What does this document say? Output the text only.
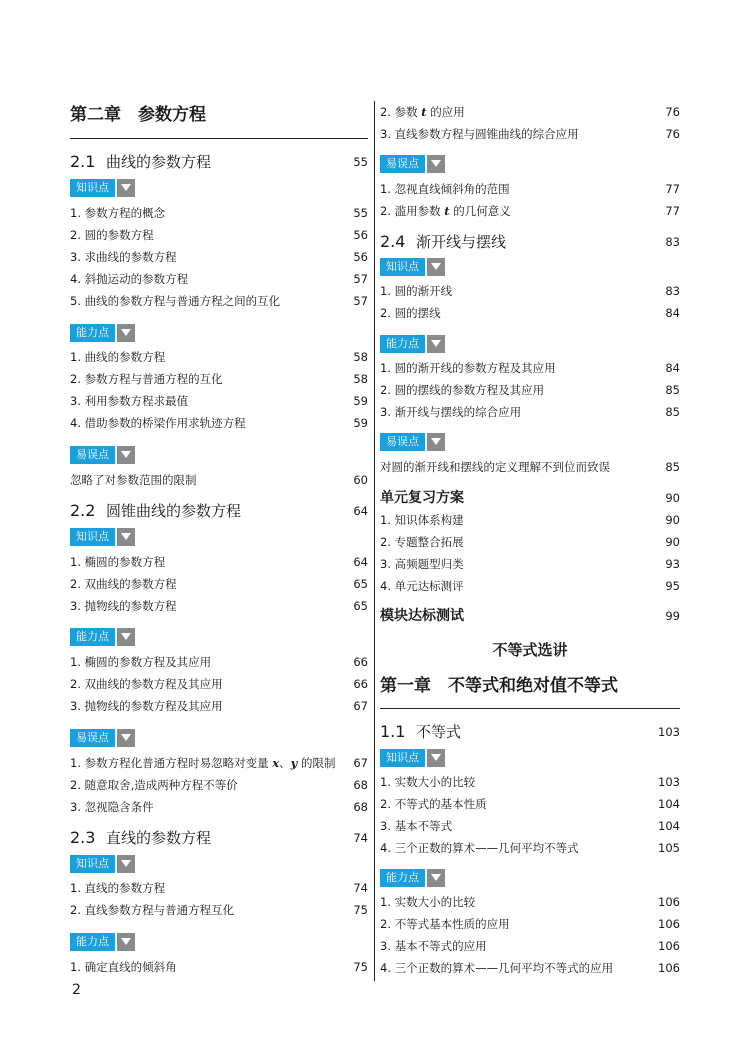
第二章　参数方程
2.1 曲线的参数方程	55
知识点
1. 参数方程的概念	55
2. 圆的参数方程	56
3. 求曲线的参数方程	56
4. 斜抛运动的参数方程	57
5. 曲线的参数方程与普通方程之间的互化	57
能力点
1. 曲线的参数方程	58
2. 参数方程与普通方程的互化	58
3. 利用参数方程求最值	59
4. 借助参数的桥梁作用求轨迹方程	59
易误点
忽略了对参数范围的限制	60
2.2 圆锥曲线的参数方程	64
知识点
1. 椭圆的参数方程	64
2. 双曲线的参数方程	65
3. 抛物线的参数方程	65
能力点
1. 椭圆的参数方程及其应用	66
2. 双曲线的参数方程及其应用	66
3. 抛物线的参数方程及其应用	67
易误点
1. 参数方程化普通方程时易忽略对变量 x、y 的限制 67
2. 随意取舍,造成两种方程不等价	68
3. 忽视隐含条件	68
2.3 直线的参数方程	74
知识点
1. 直线的参数方程	74
2. 直线参数方程与普通方程互化	75
能力点
1. 确定直线的倾斜角	75
2. 参数 t 的应用	76
3. 直线参数方程与圆锥曲线的综合应用	76
易误点
1. 忽视直线倾斜角的范围	77
2. 滥用参数 t 的几何意义	77
2.4 渐开线与摆线	83
知识点
1. 圆的渐开线	83
2. 圆的摆线	84
能力点
1. 圆的渐开线的参数方程及其应用	84
2. 圆的摆线的参数方程及其应用	85
3. 渐开线与摆线的综合应用	85
易误点
对圆的渐开线和摆线的定义理解不到位而致误	85
单元复习方案	90
1. 知识体系构建	90
2. 专题整合拓展	90
3. 高频题型归类	93
4. 单元达标测评	95
模块达标测试	99
不等式选讲
第一章　不等式和绝对值不等式
1.1 不等式	103
知识点
1. 实数大小的比较	103
2. 不等式的基本性质	104
3. 基本不等式	104
4. 三个正数的算术——几何平均不等式	105
能力点
1. 实数大小的比较	106
2. 不等式基本性质的应用	106
3. 基本不等式的应用	106
4. 三个正数的算术——几何平均不等式的应用	106
2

--------

Return all lines containing "三个正数的算术".

4. 三个正数的算术——几何平均不等式	105
4. 三个正数的算术——几何平均不等式的应用	106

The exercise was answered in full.